■ **What the exercise asks**:
Word for word, transcribe the lines below and drop the pictures.

--- Start Dataset content ---

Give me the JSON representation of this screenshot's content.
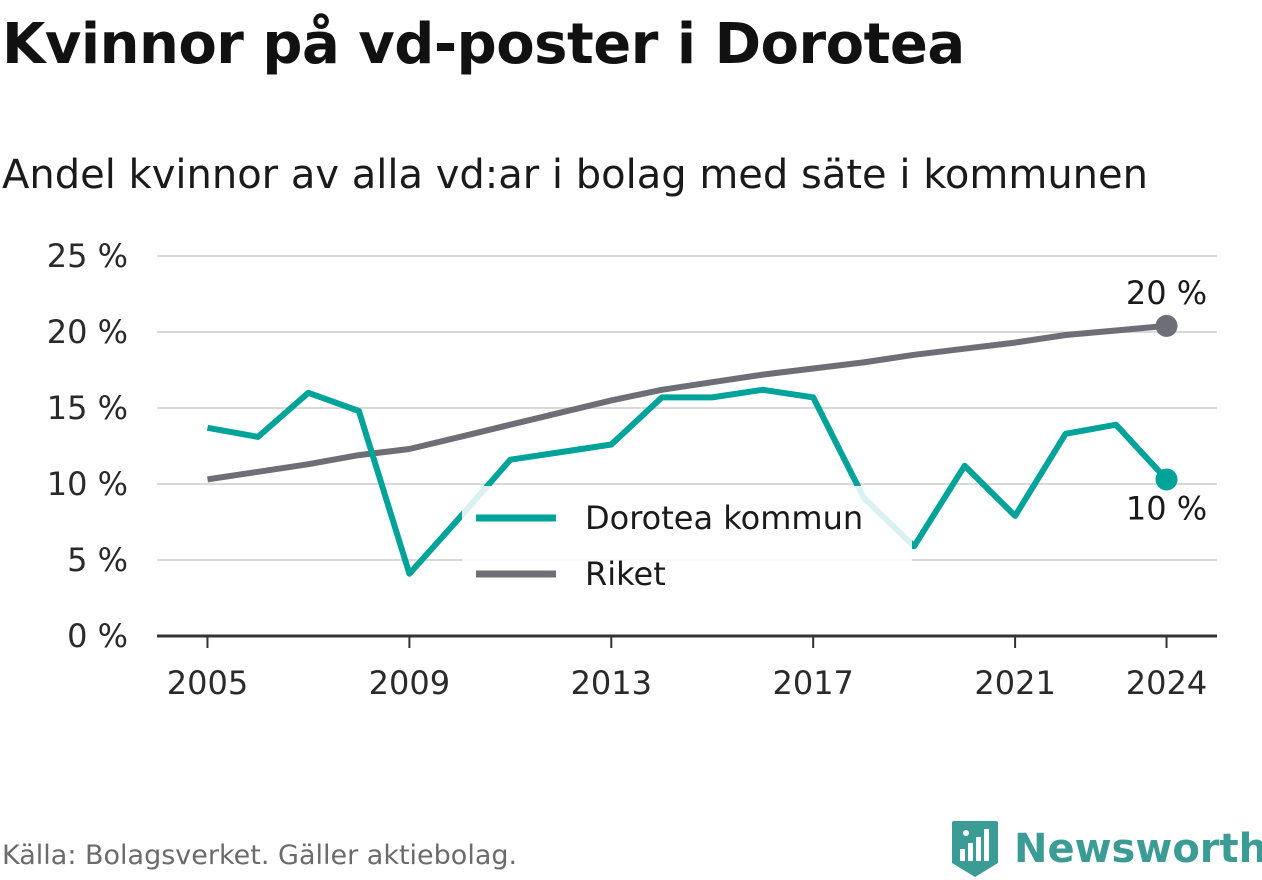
{
  "title": "Kvinnor på vd-poster i Dorotea",
  "subtitle": "Andel kvinnor av alla vd:ar i bolag med säte i kommunen",
  "source": "Källa: Bolagsverket. Gäller aktiebolag.",
  "brand": "Newsworthy",
  "colors": {
    "dorotea": "#00a39a",
    "riket": "#6e6e76",
    "grid": "#d9d9d9",
    "axis": "#333333",
    "brand": "#3b9c96"
  },
  "icons": {
    "logo": "bar-chart-badge-icon"
  },
  "chart_data": {
    "type": "line",
    "x": [
      2005,
      2006,
      2007,
      2008,
      2009,
      2010,
      2011,
      2012,
      2013,
      2014,
      2015,
      2016,
      2017,
      2018,
      2019,
      2020,
      2021,
      2022,
      2023,
      2024
    ],
    "xticks": [
      2005,
      2009,
      2013,
      2017,
      2021,
      2024
    ],
    "xtick_labels": [
      "2005",
      "2009",
      "2013",
      "2017",
      "2021",
      "2024"
    ],
    "xlim": [
      2004.0,
      2025.0
    ],
    "ylim": [
      0,
      25
    ],
    "yticks": [
      0,
      5,
      10,
      15,
      20,
      25
    ],
    "ytick_labels": [
      "0 %",
      "5 %",
      "10 %",
      "15 %",
      "20 %",
      "25 %"
    ],
    "grid": true,
    "legend_position": "center",
    "series": [
      {
        "name": "Dorotea kommun",
        "color": "#00a39a",
        "values": [
          13.7,
          13.1,
          16.0,
          14.8,
          4.1,
          7.8,
          11.6,
          12.1,
          12.6,
          15.7,
          15.7,
          16.2,
          15.7,
          9.1,
          5.9,
          11.2,
          7.9,
          13.3,
          13.9,
          10.3
        ],
        "end_label": "10 %"
      },
      {
        "name": "Riket",
        "color": "#6e6e76",
        "values": [
          10.3,
          10.8,
          11.3,
          11.9,
          12.3,
          13.1,
          13.9,
          14.7,
          15.5,
          16.2,
          16.7,
          17.2,
          17.6,
          18.0,
          18.5,
          18.9,
          19.3,
          19.8,
          20.1,
          20.4
        ],
        "end_label": "20 %"
      }
    ]
  }
}
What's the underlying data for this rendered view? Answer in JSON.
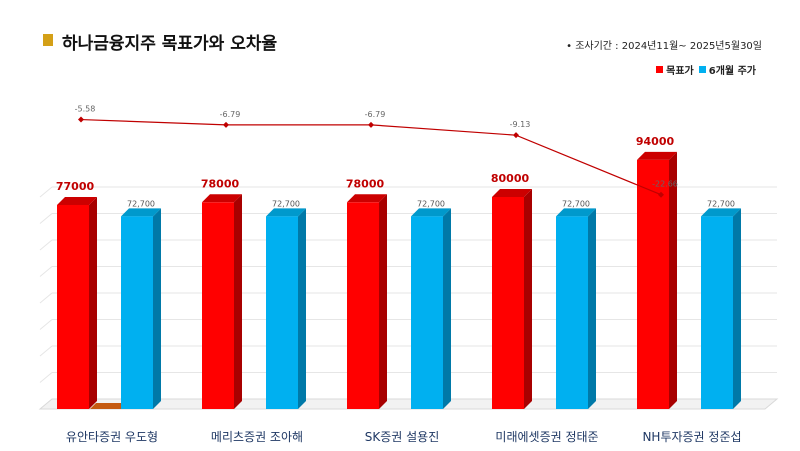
{
  "title": "하나금융지주 목표가와 오차율",
  "period": "• 조사기간 : 2024년11월~ 2025년5월30일",
  "colors": {
    "target": "#ff0000",
    "price": "#00b0f0",
    "line": "#c00000",
    "title_mark": "#d4a017"
  },
  "chart_data": {
    "type": "bar",
    "categories": [
      "유안타증권 우도형",
      "메리츠증권 조아해",
      "SK증권 설용진",
      "미래에셋증권 정태준",
      "NH투자증권 정준섭"
    ],
    "series": [
      {
        "name": "목표가",
        "values": [
          77000,
          78000,
          78000,
          80000,
          94000
        ],
        "labels": [
          "77000",
          "78000",
          "78000",
          "80000",
          "94000"
        ]
      },
      {
        "name": "6개월 주가",
        "values": [
          72700,
          72700,
          72700,
          72700,
          72700
        ],
        "labels": [
          "72,700",
          "72,700",
          "72,700",
          "72,700",
          "72,700"
        ]
      }
    ],
    "error_rate": {
      "values": [
        -5.58,
        -6.79,
        -6.79,
        -9.13,
        -22.66
      ],
      "labels": [
        "-5.58",
        "-6.79",
        "-6.79",
        "-9.13",
        "-22.66"
      ]
    },
    "ylim": [
      0,
      100000
    ],
    "grid": true,
    "legend_position": "top-right"
  }
}
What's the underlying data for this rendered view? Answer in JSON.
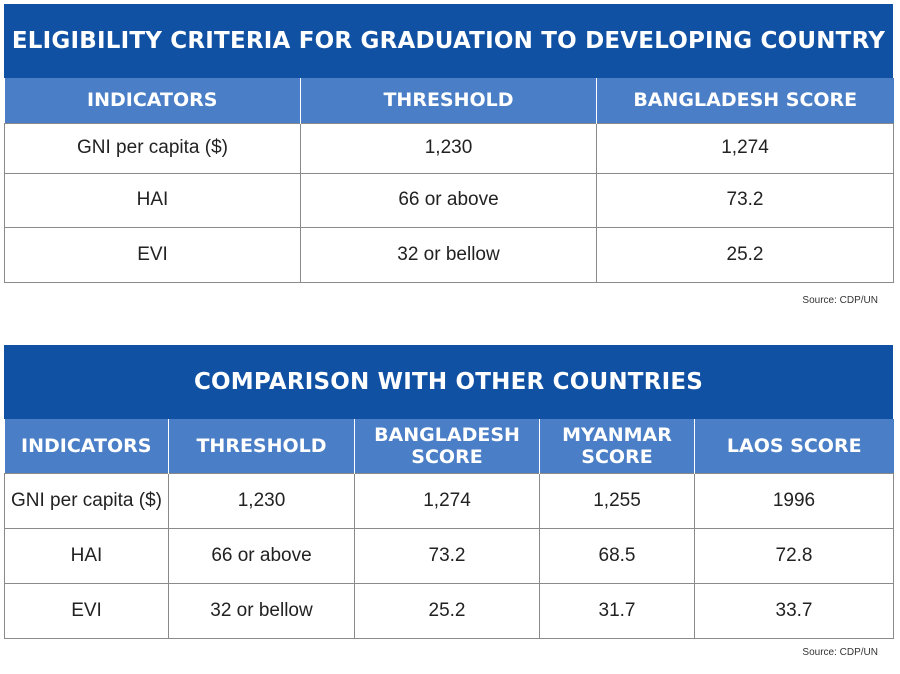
{
  "table1": {
    "title": "ELIGIBILITY CRITERIA FOR GRADUATION TO DEVELOPING COUNTRY",
    "headers": [
      "INDICATORS",
      "THRESHOLD",
      "BANGLADESH SCORE"
    ],
    "rows": [
      [
        "GNI per capita ($)",
        "1,230",
        "1,274"
      ],
      [
        "HAI",
        "66 or above",
        "73.2"
      ],
      [
        "EVI",
        "32 or bellow",
        "25.2"
      ]
    ],
    "source": "Source: CDP/UN"
  },
  "table2": {
    "title": "COMPARISON WITH OTHER COUNTRIES",
    "headers": [
      "INDICATORS",
      "THRESHOLD",
      "BANGLADESH SCORE",
      "MYANMAR SCORE",
      "LAOS SCORE"
    ],
    "rows": [
      [
        "GNI per capita ($)",
        "1,230",
        "1,274",
        "1,255",
        "1996"
      ],
      [
        "HAI",
        "66 or above",
        "73.2",
        "68.5",
        "72.8"
      ],
      [
        "EVI",
        "32 or bellow",
        "25.2",
        "31.7",
        "33.7"
      ]
    ],
    "source": "Source: CDP/UN"
  },
  "colors": {
    "title_bar": "#1151a3",
    "header_bar": "#4a7ec6",
    "cell_border": "#8a8a8a"
  }
}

--- End Dataset content ---

■ **Solution to this problem**:
Give me the JSON representation of this screenshot's content.
{
  "title": "Kvinnor på vd-poster i Dorotea",
  "subtitle": "Andel kvinnor av alla vd:ar i bolag med säte i kommunen",
  "source": "Källa: Bolagsverket. Gäller aktiebolag.",
  "brand": "Newsworthy",
  "colors": {
    "dorotea": "#00a39a",
    "riket": "#6e6e76",
    "grid": "#d9d9d9",
    "axis": "#333333",
    "brand": "#3b9c96"
  },
  "icons": {
    "logo": "bar-chart-badge-icon"
  },
  "chart_data": {
    "type": "line",
    "x": [
      2005,
      2006,
      2007,
      2008,
      2009,
      2010,
      2011,
      2012,
      2013,
      2014,
      2015,
      2016,
      2017,
      2018,
      2019,
      2020,
      2021,
      2022,
      2023,
      2024
    ],
    "xticks": [
      2005,
      2009,
      2013,
      2017,
      2021,
      2024
    ],
    "xtick_labels": [
      "2005",
      "2009",
      "2013",
      "2017",
      "2021",
      "2024"
    ],
    "xlim": [
      2004.0,
      2025.0
    ],
    "ylim": [
      0,
      25
    ],
    "yticks": [
      0,
      5,
      10,
      15,
      20,
      25
    ],
    "ytick_labels": [
      "0 %",
      "5 %",
      "10 %",
      "15 %",
      "20 %",
      "25 %"
    ],
    "grid": true,
    "legend_position": "center",
    "series": [
      {
        "name": "Dorotea kommun",
        "color": "#00a39a",
        "values": [
          13.7,
          13.1,
          16.0,
          14.8,
          4.1,
          7.8,
          11.6,
          12.1,
          12.6,
          15.7,
          15.7,
          16.2,
          15.7,
          9.1,
          5.9,
          11.2,
          7.9,
          13.3,
          13.9,
          10.3
        ],
        "end_label": "10 %"
      },
      {
        "name": "Riket",
        "color": "#6e6e76",
        "values": [
          10.3,
          10.8,
          11.3,
          11.9,
          12.3,
          13.1,
          13.9,
          14.7,
          15.5,
          16.2,
          16.7,
          17.2,
          17.6,
          18.0,
          18.5,
          18.9,
          19.3,
          19.8,
          20.1,
          20.4
        ],
        "end_label": "20 %"
      }
    ]
  }
}
What's the underlying data for this rendered view? Answer in JSON.
{
  "title": "하나금융지주 목표가와 오차율",
  "period": "• 조사기간 : 2024년11월~ 2025년5월30일",
  "colors": {
    "target": "#ff0000",
    "price": "#00b0f0",
    "line": "#c00000",
    "title_mark": "#d4a017"
  },
  "chart_data": {
    "type": "bar",
    "categories": [
      "유안타증권 우도형",
      "메리츠증권 조아해",
      "SK증권 설용진",
      "미래에셋증권 정태준",
      "NH투자증권 정준섭"
    ],
    "series": [
      {
        "name": "목표가",
        "values": [
          77000,
          78000,
          78000,
          80000,
          94000
        ],
        "labels": [
          "77000",
          "78000",
          "78000",
          "80000",
          "94000"
        ]
      },
      {
        "name": "6개월 주가",
        "values": [
          72700,
          72700,
          72700,
          72700,
          72700
        ],
        "labels": [
          "72,700",
          "72,700",
          "72,700",
          "72,700",
          "72,700"
        ]
      }
    ],
    "error_rate": {
      "values": [
        -5.58,
        -6.79,
        -6.79,
        -9.13,
        -22.66
      ],
      "labels": [
        "-5.58",
        "-6.79",
        "-6.79",
        "-9.13",
        "-22.66"
      ]
    },
    "ylim": [
      0,
      100000
    ],
    "grid": true,
    "legend_position": "top-right"
  }
}
What's the underlying data for this rendered view? Answer in JSON.
{
  "table1": {
    "title": "ELIGIBILITY CRITERIA FOR GRADUATION TO DEVELOPING COUNTRY",
    "headers": [
      "INDICATORS",
      "THRESHOLD",
      "BANGLADESH SCORE"
    ],
    "rows": [
      [
        "GNI per capita ($)",
        "1,230",
        "1,274"
      ],
      [
        "HAI",
        "66 or above",
        "73.2"
      ],
      [
        "EVI",
        "32 or bellow",
        "25.2"
      ]
    ],
    "source": "Source: CDP/UN"
  },
  "table2": {
    "title": "COMPARISON WITH OTHER COUNTRIES",
    "headers": [
      "INDICATORS",
      "THRESHOLD",
      "BANGLADESH SCORE",
      "MYANMAR SCORE",
      "LAOS SCORE"
    ],
    "rows": [
      [
        "GNI per capita ($)",
        "1,230",
        "1,274",
        "1,255",
        "1996"
      ],
      [
        "HAI",
        "66 or above",
        "73.2",
        "68.5",
        "72.8"
      ],
      [
        "EVI",
        "32 or bellow",
        "25.2",
        "31.7",
        "33.7"
      ]
    ],
    "source": "Source: CDP/UN"
  },
  "colors": {
    "title_bar": "#1151a3",
    "header_bar": "#4a7ec6",
    "cell_border": "#8a8a8a"
  }
}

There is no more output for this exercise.